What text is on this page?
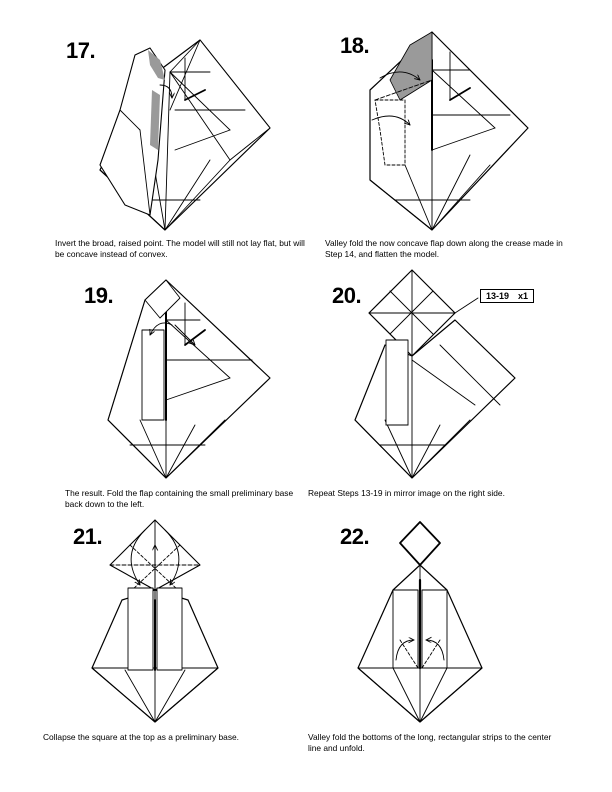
17.	18.
19.	20.
21.	22.
Invert the broad, raised point. The model will still not lay flat, but will be concave instead of convex.
Valley fold the now concave flap down along the crease made in Step 14, and flatten the model.
The result. Fold the flap containing the small preliminary base back down to the left.
Repeat Steps 13-19 in mirror image on the right side.
Collapse the square at the top as a preliminary base.	Valley fold the bottoms of the long, rectangular strips to the center line and unfold.
13-19 x1
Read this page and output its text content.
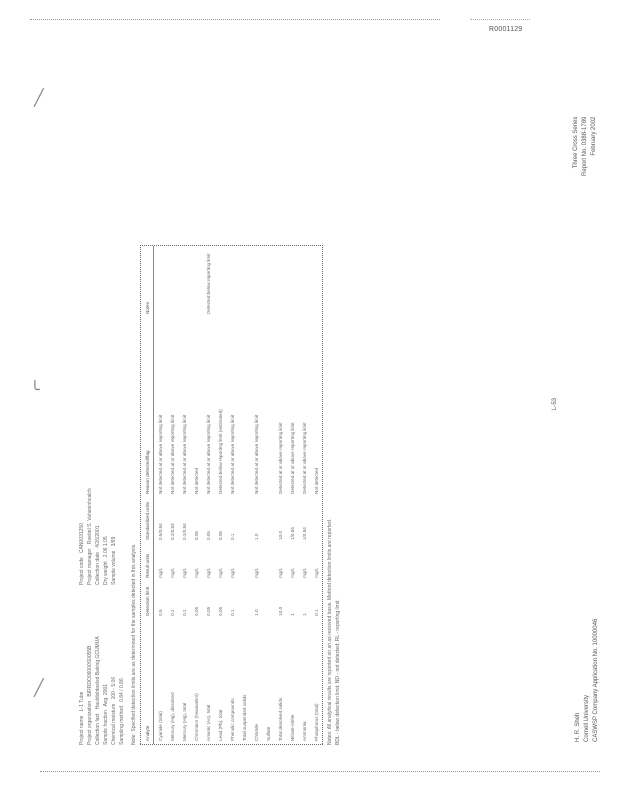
R0001129
╱
╰
╱
Three Cross Series Report No. 0388-1789 February 2002
L-53
H. R. Sheh Cornell University CASWSP Company Application No. 10000046
Project name   L-1 Tube
Project code   CAN0031250
Project organization   BIRRDO06000S0055B
Project manager   Roebel S. Vahaninhcalch
Collection fact   Hauldishtoelsd Baking GCUMUA
Collection date   4/26/2001
Sample fraction   Avg. 2001
Dry weight   2.06 1.05
Chemical moisture   100 - 5.06
Sample volume   3/89
Sampling method   0.84 / 0.86 Note: Specified detection limits are as determined for the samples detected in this analysis. Analyte	Detection limit	Result units	Standardized units	Reason detected/flag	Notes
Cyanide (total)	0.5	mg/L	0.5/0.84	Not detected at or above reporting limit	
Mercury (Hg), dissolved	0.2	mg/L	0.2/0.84	Not detected at or above reporting limit	
Mercury (Hg), total	0.2	mg/L	0.2/0.84	Not detected at or above reporting limit	
Chromium (hexavalent)	0.05	mg/L	0.05	Not detected	
Arsenic (As), total	0.05	mg/L	0.05	Not detected at or above reporting limit	Detected below reporting limit
Lead (Pb), total	0.05	mg/L	0.05	Detected below reporting limit (estimated)	
Phenolic compounds	0.1	mg/L	0.1	Not detected at or above reporting limit	
Total suspended solids					
Chloride	1.0	mg/L	1.0	Not detected at or above reporting limit	
Sulfate					
Total dissolved solids	10.0	mg/L	10.0	Detected at or above reporting limit	
Nitrate-nitrite	1	mg/L	1/0.84	Detected at or above reporting limit	
Ammonia	1	mg/L	1/0.84	Detected at or above reporting limit	
Phosphorus (total)	0.1	mg/L		Not detected	
Notes: All analytical results are reported on an as-received basis. Method detection limits are reported. BDL - below detection limit; ND - not detected; RL - reporting limit.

Problem description:
Skip the pictures and transcribe the rest of the records exactly.

Answer to the task:
What text is on this page?
17.	18.
19.	20.
21.	22.
Invert the broad, raised point. The model will still not lay flat, but will be concave instead of convex.
Valley fold the now concave flap down along the crease made in Step 14, and flatten the model.
The result. Fold the flap containing the small preliminary base back down to the left.
Repeat Steps 13-19 in mirror image on the right side.
Collapse the square at the top as a preliminary base.	Valley fold the bottoms of the long, rectangular strips to the center line and unfold.
13-19 x1
Read this page and output its text content.
R0001129
╱
╰
╱
Three Cross Series Report No. 0388-1789 February 2002
L-53
H. R. Sheh Cornell University CASWSP Company Application No. 10000046
Project name   L-1 Tube
Project code   CAN0031250
Project organization   BIRRDO06000S0055B
Project manager   Roebel S. Vahaninhcalch
Collection fact   Hauldishtoelsd Baking GCUMUA
Collection date   4/26/2001
Sample fraction   Avg. 2001
Dry weight   2.06 1.05
Chemical moisture   100 - 5.06
Sample volume   3/89
Sampling method   0.84 / 0.86 Note: Specified detection limits are as determined for the samples detected in this analysis. Analyte	Detection limit	Result units	Standardized units	Reason detected/flag	Notes
Cyanide (total)	0.5	mg/L	0.5/0.84	Not detected at or above reporting limit	
Mercury (Hg), dissolved	0.2	mg/L	0.2/0.84	Not detected at or above reporting limit	
Mercury (Hg), total	0.2	mg/L	0.2/0.84	Not detected at or above reporting limit	
Chromium (hexavalent)	0.05	mg/L	0.05	Not detected	
Arsenic (As), total	0.05	mg/L	0.05	Not detected at or above reporting limit	Detected below reporting limit
Lead (Pb), total	0.05	mg/L	0.05	Detected below reporting limit (estimated)	
Phenolic compounds	0.1	mg/L	0.1	Not detected at or above reporting limit	
Total suspended solids					
Chloride	1.0	mg/L	1.0	Not detected at or above reporting limit	
Sulfate					
Total dissolved solids	10.0	mg/L	10.0	Detected at or above reporting limit	
Nitrate-nitrite	1	mg/L	1/0.84	Detected at or above reporting limit	
Ammonia	1	mg/L	1/0.84	Detected at or above reporting limit	
Phosphorus (total)	0.1	mg/L		Not detected	
Notes: All analytical results are reported on an as-received basis. Method detection limits are reported. BDL - below detection limit; ND - not detected; RL - reporting limit.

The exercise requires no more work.